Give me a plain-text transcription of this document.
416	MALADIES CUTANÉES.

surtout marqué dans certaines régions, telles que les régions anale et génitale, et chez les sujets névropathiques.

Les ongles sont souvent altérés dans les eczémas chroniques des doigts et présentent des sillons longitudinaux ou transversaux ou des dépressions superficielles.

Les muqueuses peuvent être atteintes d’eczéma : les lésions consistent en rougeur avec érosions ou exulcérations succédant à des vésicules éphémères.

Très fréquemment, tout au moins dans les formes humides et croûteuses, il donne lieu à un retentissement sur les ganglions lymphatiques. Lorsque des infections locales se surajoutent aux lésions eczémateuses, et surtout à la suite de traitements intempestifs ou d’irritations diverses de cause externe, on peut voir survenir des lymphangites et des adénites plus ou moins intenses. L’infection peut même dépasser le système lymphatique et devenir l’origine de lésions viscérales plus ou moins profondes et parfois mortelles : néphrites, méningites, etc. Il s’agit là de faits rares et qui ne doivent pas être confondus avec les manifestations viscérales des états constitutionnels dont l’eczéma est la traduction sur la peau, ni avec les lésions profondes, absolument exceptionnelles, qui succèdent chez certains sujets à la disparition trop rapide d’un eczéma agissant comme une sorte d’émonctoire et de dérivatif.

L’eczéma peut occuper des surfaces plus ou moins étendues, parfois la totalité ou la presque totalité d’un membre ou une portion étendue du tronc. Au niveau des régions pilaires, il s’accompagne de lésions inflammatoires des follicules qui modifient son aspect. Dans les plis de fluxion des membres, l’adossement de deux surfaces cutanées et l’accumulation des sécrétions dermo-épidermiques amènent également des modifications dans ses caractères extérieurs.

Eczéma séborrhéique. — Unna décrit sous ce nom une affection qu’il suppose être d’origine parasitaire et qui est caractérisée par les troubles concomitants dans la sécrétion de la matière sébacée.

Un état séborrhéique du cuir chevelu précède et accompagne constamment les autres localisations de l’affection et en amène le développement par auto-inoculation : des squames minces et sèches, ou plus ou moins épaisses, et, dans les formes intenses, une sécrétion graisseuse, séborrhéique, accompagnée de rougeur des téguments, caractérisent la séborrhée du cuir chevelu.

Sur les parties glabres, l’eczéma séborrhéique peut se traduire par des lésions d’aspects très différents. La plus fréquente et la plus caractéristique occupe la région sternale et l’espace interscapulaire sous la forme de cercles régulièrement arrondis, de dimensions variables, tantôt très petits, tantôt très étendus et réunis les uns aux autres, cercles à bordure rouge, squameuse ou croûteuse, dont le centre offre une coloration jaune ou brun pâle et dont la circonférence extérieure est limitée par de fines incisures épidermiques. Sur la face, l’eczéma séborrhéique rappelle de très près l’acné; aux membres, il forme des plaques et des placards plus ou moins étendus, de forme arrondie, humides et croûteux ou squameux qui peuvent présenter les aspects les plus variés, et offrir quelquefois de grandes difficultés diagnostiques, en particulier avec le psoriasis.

Written exercise :: The whole listing above needs to be written out again exactly.

Answer to this task ::
Give me a plain-text transcription of this document.
416	MALADIES CUTANÉES.

surtout marqué dans certaines régions, telles que les régions anale et génitale, et chez les sujets névropathiques.

Les ongles sont souvent altérés dans les eczémas chroniques des doigts et présentent des sillons longitudinaux ou transversaux ou des dépressions superficielles.

Les muqueuses peuvent être atteintes d’eczéma : les lésions consistent en rougeur avec érosions ou exulcérations succédant à des vésicules éphémères.

Très fréquemment, tout au moins dans les formes humides et croûteuses, il donne lieu à un retentissement sur les ganglions lymphatiques. Lorsque des infections locales se surajoutent aux lésions eczémateuses, et surtout à la suite de traitements intempestifs ou d’irritations diverses de cause externe, on peut voir survenir des lymphangites et des adénites plus ou moins intenses. L’infection peut même dépasser le système lymphatique et devenir l’origine de lésions viscérales plus ou moins profondes et parfois mortelles : néphrites, méningites, etc. Il s’agit là de faits rares et qui ne doivent pas être confondus avec les manifestations viscérales des états constitutionnels dont l’eczéma est la traduction sur la peau, ni avec les lésions profondes, absolument exceptionnelles, qui succèdent chez certains sujets à la disparition trop rapide d’un eczéma agissant comme une sorte d’émonctoire et de dérivatif.

L’eczéma peut occuper des surfaces plus ou moins étendues, parfois la totalité ou la presque totalité d’un membre ou une portion étendue du tronc. Au niveau des régions pilaires, il s’accompagne de lésions inflammatoires des follicules qui modifient son aspect. Dans les plis de fluxion des membres, l’adossement de deux surfaces cutanées et l’accumulation des sécrétions dermo-épidermiques amènent également des modifications dans ses caractères extérieurs.

Eczéma séborrhéique. — Unna décrit sous ce nom une affection qu’il suppose être d’origine parasitaire et qui est caractérisée par les troubles concomitants dans la sécrétion de la matière sébacée.

Un état séborrhéique du cuir chevelu précède et accompagne constamment les autres localisations de l’affection et en amène le développement par auto-inoculation : des squames minces et sèches, ou plus ou moins épaisses, et, dans les formes intenses, une sécrétion graisseuse, séborrhéique, accompagnée de rougeur des téguments, caractérisent la séborrhée du cuir chevelu.

Sur les parties glabres, l’eczéma séborrhéique peut se traduire par des lésions d’aspects très différents. La plus fréquente et la plus caractéristique occupe la région sternale et l’espace interscapulaire sous la forme de cercles régulièrement arrondis, de dimensions variables, tantôt très petits, tantôt très étendus et réunis les uns aux autres, cercles à bordure rouge, squameuse ou croûteuse, dont le centre offre une coloration jaune ou brun pâle et dont la circonférence extérieure est limitée par de fines incisures épidermiques. Sur la face, l’eczéma séborrhéique rappelle de très près l’acné; aux membres, il forme des plaques et des placards plus ou moins étendus, de forme arrondie, humides et croûteux ou squameux qui peuvent présenter les aspects les plus variés, et offrir quelquefois de grandes difficultés diagnostiques, en particulier avec le psoriasis.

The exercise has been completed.